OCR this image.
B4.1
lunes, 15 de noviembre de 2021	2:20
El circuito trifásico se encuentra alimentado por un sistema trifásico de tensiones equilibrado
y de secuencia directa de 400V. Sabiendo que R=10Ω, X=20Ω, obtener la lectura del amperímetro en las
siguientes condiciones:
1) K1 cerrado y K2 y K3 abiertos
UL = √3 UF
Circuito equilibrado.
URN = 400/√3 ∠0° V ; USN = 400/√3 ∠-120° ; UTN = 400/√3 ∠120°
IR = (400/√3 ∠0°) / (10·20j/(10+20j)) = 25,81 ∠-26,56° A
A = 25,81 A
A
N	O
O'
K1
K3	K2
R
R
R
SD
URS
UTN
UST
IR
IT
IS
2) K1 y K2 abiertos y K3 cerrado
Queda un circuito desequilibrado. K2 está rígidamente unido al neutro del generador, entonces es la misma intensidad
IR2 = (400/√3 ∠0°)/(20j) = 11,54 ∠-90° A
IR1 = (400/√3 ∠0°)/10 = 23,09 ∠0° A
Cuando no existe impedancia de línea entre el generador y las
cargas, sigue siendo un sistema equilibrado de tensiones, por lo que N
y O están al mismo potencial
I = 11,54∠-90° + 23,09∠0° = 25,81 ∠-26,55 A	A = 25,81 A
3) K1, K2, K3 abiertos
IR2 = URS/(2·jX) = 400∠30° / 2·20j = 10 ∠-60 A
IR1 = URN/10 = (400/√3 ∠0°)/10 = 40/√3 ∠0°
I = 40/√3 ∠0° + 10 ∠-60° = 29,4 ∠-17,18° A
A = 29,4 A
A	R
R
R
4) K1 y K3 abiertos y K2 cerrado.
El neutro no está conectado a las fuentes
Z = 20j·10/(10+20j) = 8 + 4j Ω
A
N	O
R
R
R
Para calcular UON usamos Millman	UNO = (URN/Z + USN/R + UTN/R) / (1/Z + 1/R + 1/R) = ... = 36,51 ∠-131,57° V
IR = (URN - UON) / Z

== == ==

Your task →
Nothing should be left out: return all of the records exactly.

The reply →
OCR this image.
B4.1
lunes, 15 de noviembre de 2021	2:20
El circuito trifásico se encuentra alimentado por un sistema trifásico de tensiones equilibrado
y de secuencia directa de 400V. Sabiendo que R=10Ω, X=20Ω, obtener la lectura del amperímetro en las
siguientes condiciones:
1) K1 cerrado y K2 y K3 abiertos
UL = √3 UF
Circuito equilibrado.
URN = 400/√3 ∠0° V ; USN = 400/√3 ∠-120° ; UTN = 400/√3 ∠120°
IR = (400/√3 ∠0°) / (10·20j/(10+20j)) = 25,81 ∠-26,56° A
A = 25,81 A
A
N	O
O'
K1
K3	K2
R
R
R
SD
URS
UTN
UST
IR
IT
IS
2) K1 y K2 abiertos y K3 cerrado
Queda un circuito desequilibrado. K2 está rígidamente unido al neutro del generador, entonces es la misma intensidad
IR2 = (400/√3 ∠0°)/(20j) = 11,54 ∠-90° A
IR1 = (400/√3 ∠0°)/10 = 23,09 ∠0° A
Cuando no existe impedancia de línea entre el generador y las
cargas, sigue siendo un sistema equilibrado de tensiones, por lo que N
y O están al mismo potencial
I = 11,54∠-90° + 23,09∠0° = 25,81 ∠-26,55 A	A = 25,81 A
3) K1, K2, K3 abiertos
IR2 = URS/(2·jX) = 400∠30° / 2·20j = 10 ∠-60 A
IR1 = URN/10 = (400/√3 ∠0°)/10 = 40/√3 ∠0°
I = 40/√3 ∠0° + 10 ∠-60° = 29,4 ∠-17,18° A
A = 29,4 A
A	R
R
R
4) K1 y K3 abiertos y K2 cerrado.
El neutro no está conectado a las fuentes
Z = 20j·10/(10+20j) = 8 + 4j Ω
A
N	O
R
R
R
Para calcular UON usamos Millman	UNO = (URN/Z + USN/R + UTN/R) / (1/Z + 1/R + 1/R) = ... = 36,51 ∠-131,57° V
IR = (URN - UON) / Z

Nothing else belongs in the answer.